**WHAT THE TASK ASKS**. Using the listing below, please gather every line containing the word "Pipeline".

**MATERIAL SHOWN**.

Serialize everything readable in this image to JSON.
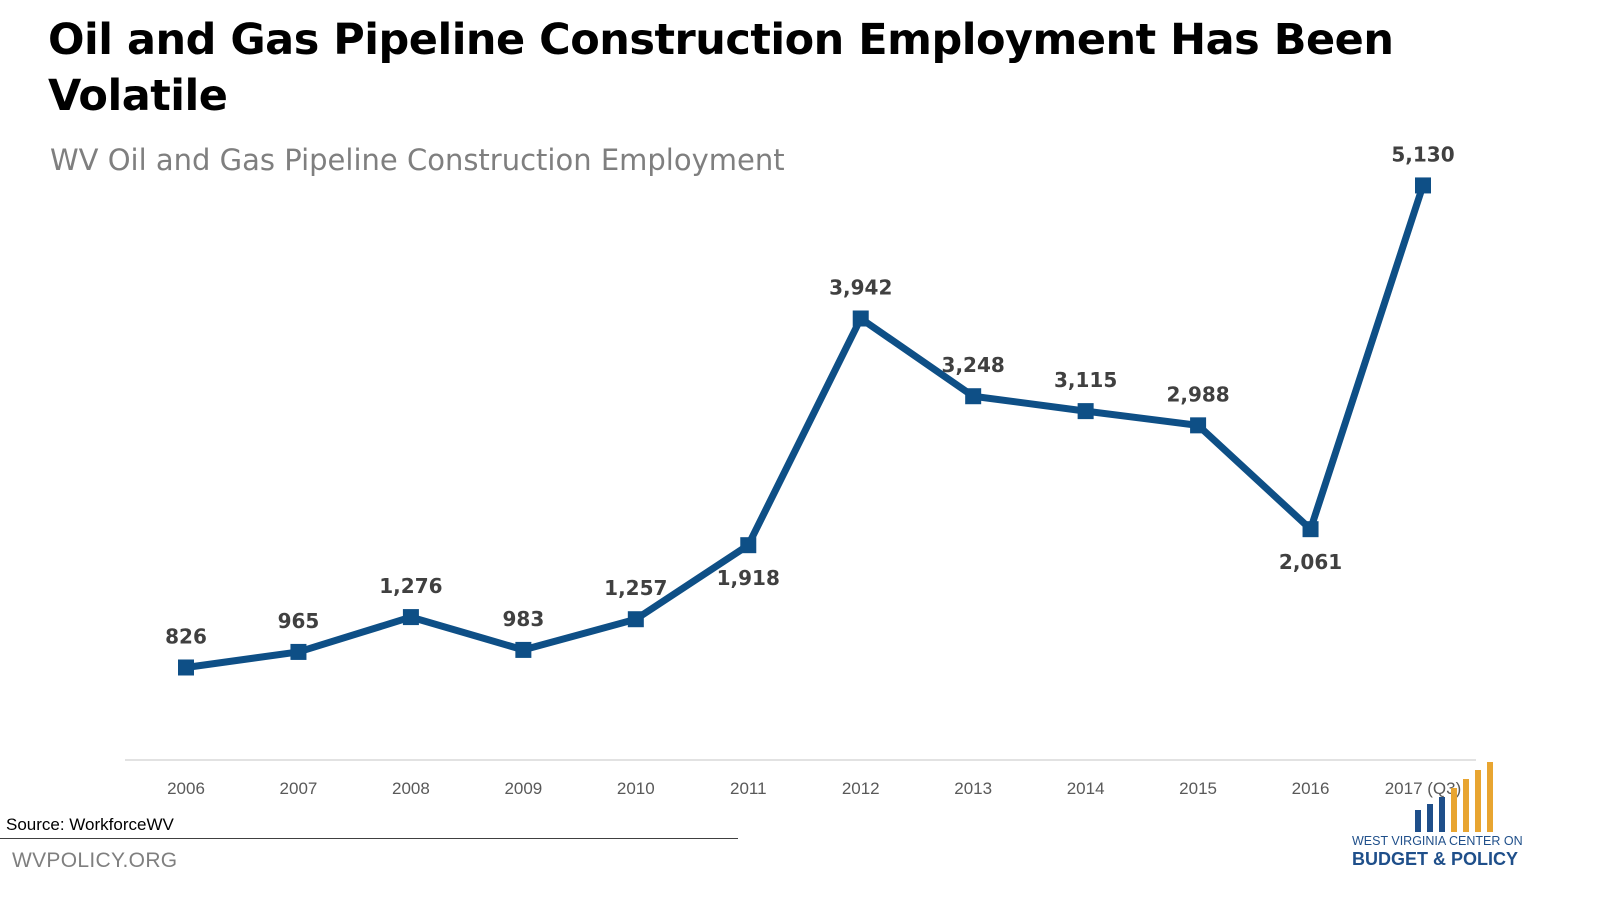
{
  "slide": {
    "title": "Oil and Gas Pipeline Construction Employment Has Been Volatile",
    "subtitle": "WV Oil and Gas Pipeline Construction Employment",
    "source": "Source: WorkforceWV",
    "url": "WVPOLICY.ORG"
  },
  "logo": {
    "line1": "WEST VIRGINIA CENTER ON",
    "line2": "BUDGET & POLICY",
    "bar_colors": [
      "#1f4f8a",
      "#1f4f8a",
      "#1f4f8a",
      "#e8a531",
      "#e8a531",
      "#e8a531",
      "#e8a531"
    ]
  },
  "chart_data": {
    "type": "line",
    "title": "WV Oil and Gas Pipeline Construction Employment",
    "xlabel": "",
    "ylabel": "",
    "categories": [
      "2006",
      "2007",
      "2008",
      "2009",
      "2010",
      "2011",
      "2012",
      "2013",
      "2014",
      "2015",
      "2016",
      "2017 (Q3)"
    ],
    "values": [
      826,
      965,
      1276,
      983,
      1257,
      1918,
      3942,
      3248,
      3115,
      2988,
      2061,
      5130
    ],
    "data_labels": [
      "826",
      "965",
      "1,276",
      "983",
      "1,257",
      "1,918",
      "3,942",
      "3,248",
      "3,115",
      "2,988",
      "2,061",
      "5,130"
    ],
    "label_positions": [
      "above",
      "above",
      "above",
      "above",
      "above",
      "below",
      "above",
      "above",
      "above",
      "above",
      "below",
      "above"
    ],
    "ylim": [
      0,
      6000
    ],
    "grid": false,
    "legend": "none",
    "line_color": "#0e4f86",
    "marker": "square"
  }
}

**WRITTEN SOLUTION**.
    "title": "Oil and Gas Pipeline Construction Employment Has Been Volatile",
    "subtitle": "WV Oil and Gas Pipeline Construction Employment",
    "title": "WV Oil and Gas Pipeline Construction Employment",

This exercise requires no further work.